--- START ---

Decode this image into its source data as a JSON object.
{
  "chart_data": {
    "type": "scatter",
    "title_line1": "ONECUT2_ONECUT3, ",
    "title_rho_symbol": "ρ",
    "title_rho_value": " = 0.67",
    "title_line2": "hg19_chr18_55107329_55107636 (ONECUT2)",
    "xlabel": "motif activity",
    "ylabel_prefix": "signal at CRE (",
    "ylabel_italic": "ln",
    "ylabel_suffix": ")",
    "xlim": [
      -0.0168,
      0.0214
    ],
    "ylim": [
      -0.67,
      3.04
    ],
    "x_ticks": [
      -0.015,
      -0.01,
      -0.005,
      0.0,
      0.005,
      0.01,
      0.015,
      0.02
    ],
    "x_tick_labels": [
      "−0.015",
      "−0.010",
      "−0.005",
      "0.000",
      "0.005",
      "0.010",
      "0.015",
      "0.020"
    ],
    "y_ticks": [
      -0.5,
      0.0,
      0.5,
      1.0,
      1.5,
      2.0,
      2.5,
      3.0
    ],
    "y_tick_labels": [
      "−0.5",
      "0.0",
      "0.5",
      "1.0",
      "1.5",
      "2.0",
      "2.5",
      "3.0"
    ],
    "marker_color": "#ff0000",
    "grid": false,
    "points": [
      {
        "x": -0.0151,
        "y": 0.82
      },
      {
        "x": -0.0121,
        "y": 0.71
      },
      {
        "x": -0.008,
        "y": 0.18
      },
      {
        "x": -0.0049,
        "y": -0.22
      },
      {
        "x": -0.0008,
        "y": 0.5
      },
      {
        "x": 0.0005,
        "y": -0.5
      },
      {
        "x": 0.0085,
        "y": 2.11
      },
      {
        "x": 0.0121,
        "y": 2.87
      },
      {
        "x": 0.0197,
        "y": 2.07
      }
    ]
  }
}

--- END ---

_Your instructions_
Please quote every record above exactly as it appears.

_Response to the exercise_
Decode this image into its source data as a JSON object.
{
  "chart_data": {
    "type": "scatter",
    "title_line1": "ONECUT2_ONECUT3, ",
    "title_rho_symbol": "ρ",
    "title_rho_value": " = 0.67",
    "title_line2": "hg19_chr18_55107329_55107636 (ONECUT2)",
    "xlabel": "motif activity",
    "ylabel_prefix": "signal at CRE (",
    "ylabel_italic": "ln",
    "ylabel_suffix": ")",
    "xlim": [
      -0.0168,
      0.0214
    ],
    "ylim": [
      -0.67,
      3.04
    ],
    "x_ticks": [
      -0.015,
      -0.01,
      -0.005,
      0.0,
      0.005,
      0.01,
      0.015,
      0.02
    ],
    "x_tick_labels": [
      "−0.015",
      "−0.010",
      "−0.005",
      "0.000",
      "0.005",
      "0.010",
      "0.015",
      "0.020"
    ],
    "y_ticks": [
      -0.5,
      0.0,
      0.5,
      1.0,
      1.5,
      2.0,
      2.5,
      3.0
    ],
    "y_tick_labels": [
      "−0.5",
      "0.0",
      "0.5",
      "1.0",
      "1.5",
      "2.0",
      "2.5",
      "3.0"
    ],
    "marker_color": "#ff0000",
    "grid": false,
    "points": [
      {
        "x": -0.0151,
        "y": 0.82
      },
      {
        "x": -0.0121,
        "y": 0.71
      },
      {
        "x": -0.008,
        "y": 0.18
      },
      {
        "x": -0.0049,
        "y": -0.22
      },
      {
        "x": -0.0008,
        "y": 0.5
      },
      {
        "x": 0.0005,
        "y": -0.5
      },
      {
        "x": 0.0085,
        "y": 2.11
      },
      {
        "x": 0.0121,
        "y": 2.87
      },
      {
        "x": 0.0197,
        "y": 2.07
      }
    ]
  }
}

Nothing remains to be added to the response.